→ **Given instruction**
Without the images, output each record below as it stands.
* BEGIN Records shown *
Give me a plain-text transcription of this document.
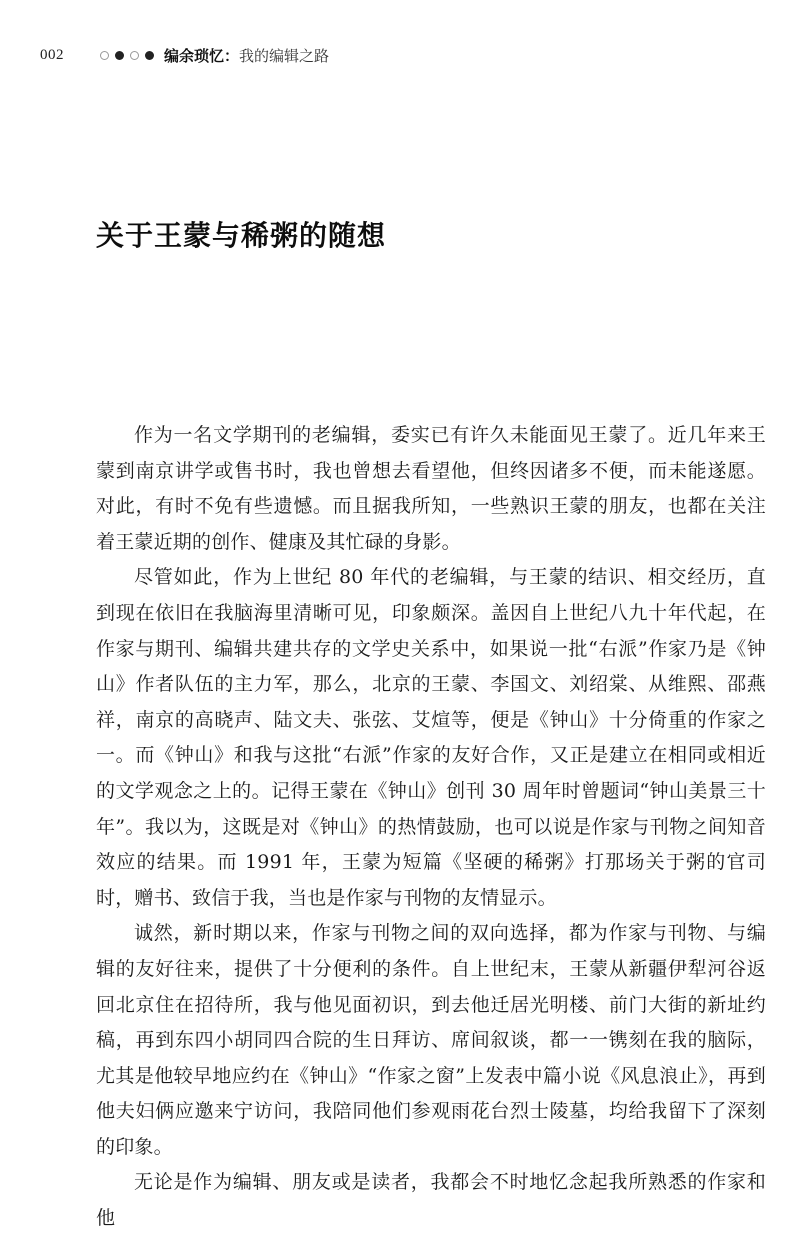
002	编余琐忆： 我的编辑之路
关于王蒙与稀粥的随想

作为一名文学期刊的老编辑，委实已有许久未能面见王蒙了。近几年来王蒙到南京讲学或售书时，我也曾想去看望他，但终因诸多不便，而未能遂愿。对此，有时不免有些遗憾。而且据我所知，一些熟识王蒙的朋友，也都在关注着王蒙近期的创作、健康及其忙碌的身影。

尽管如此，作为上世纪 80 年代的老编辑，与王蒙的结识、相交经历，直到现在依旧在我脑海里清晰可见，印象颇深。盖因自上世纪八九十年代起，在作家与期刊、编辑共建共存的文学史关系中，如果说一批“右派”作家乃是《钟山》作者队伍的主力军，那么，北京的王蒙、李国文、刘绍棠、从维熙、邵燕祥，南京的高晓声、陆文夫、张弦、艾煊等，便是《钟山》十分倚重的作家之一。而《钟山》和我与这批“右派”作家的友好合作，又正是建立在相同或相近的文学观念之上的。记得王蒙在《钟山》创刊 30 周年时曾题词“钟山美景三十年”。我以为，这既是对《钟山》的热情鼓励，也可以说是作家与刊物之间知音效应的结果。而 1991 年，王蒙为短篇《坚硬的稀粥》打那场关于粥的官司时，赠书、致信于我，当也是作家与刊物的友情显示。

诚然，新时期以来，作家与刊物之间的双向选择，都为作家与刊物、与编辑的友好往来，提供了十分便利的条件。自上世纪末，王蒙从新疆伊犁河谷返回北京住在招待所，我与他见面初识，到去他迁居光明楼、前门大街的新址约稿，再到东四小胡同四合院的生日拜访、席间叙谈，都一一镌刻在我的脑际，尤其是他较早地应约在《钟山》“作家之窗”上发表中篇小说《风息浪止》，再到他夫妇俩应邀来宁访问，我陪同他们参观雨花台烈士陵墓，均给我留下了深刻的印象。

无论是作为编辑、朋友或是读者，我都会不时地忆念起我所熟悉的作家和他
* END Records shown *
→ **Solution for this exercise**
Give me a plain-text transcription of this document.
002	编余琐忆： 我的编辑之路
关于王蒙与稀粥的随想

作为一名文学期刊的老编辑，委实已有许久未能面见王蒙了。近几年来王蒙到南京讲学或售书时，我也曾想去看望他，但终因诸多不便，而未能遂愿。对此，有时不免有些遗憾。而且据我所知，一些熟识王蒙的朋友，也都在关注着王蒙近期的创作、健康及其忙碌的身影。

尽管如此，作为上世纪 80 年代的老编辑，与王蒙的结识、相交经历，直到现在依旧在我脑海里清晰可见，印象颇深。盖因自上世纪八九十年代起，在作家与期刊、编辑共建共存的文学史关系中，如果说一批“右派”作家乃是《钟山》作者队伍的主力军，那么，北京的王蒙、李国文、刘绍棠、从维熙、邵燕祥，南京的高晓声、陆文夫、张弦、艾煊等，便是《钟山》十分倚重的作家之一。而《钟山》和我与这批“右派”作家的友好合作，又正是建立在相同或相近的文学观念之上的。记得王蒙在《钟山》创刊 30 周年时曾题词“钟山美景三十年”。我以为，这既是对《钟山》的热情鼓励，也可以说是作家与刊物之间知音效应的结果。而 1991 年，王蒙为短篇《坚硬的稀粥》打那场关于粥的官司时，赠书、致信于我，当也是作家与刊物的友情显示。

诚然，新时期以来，作家与刊物之间的双向选择，都为作家与刊物、与编辑的友好往来，提供了十分便利的条件。自上世纪末，王蒙从新疆伊犁河谷返回北京住在招待所，我与他见面初识，到去他迁居光明楼、前门大街的新址约稿，再到东四小胡同四合院的生日拜访、席间叙谈，都一一镌刻在我的脑际，尤其是他较早地应约在《钟山》“作家之窗”上发表中篇小说《风息浪止》，再到他夫妇俩应邀来宁访问，我陪同他们参观雨花台烈士陵墓，均给我留下了深刻的印象。

无论是作为编辑、朋友或是读者，我都会不时地忆念起我所熟悉的作家和他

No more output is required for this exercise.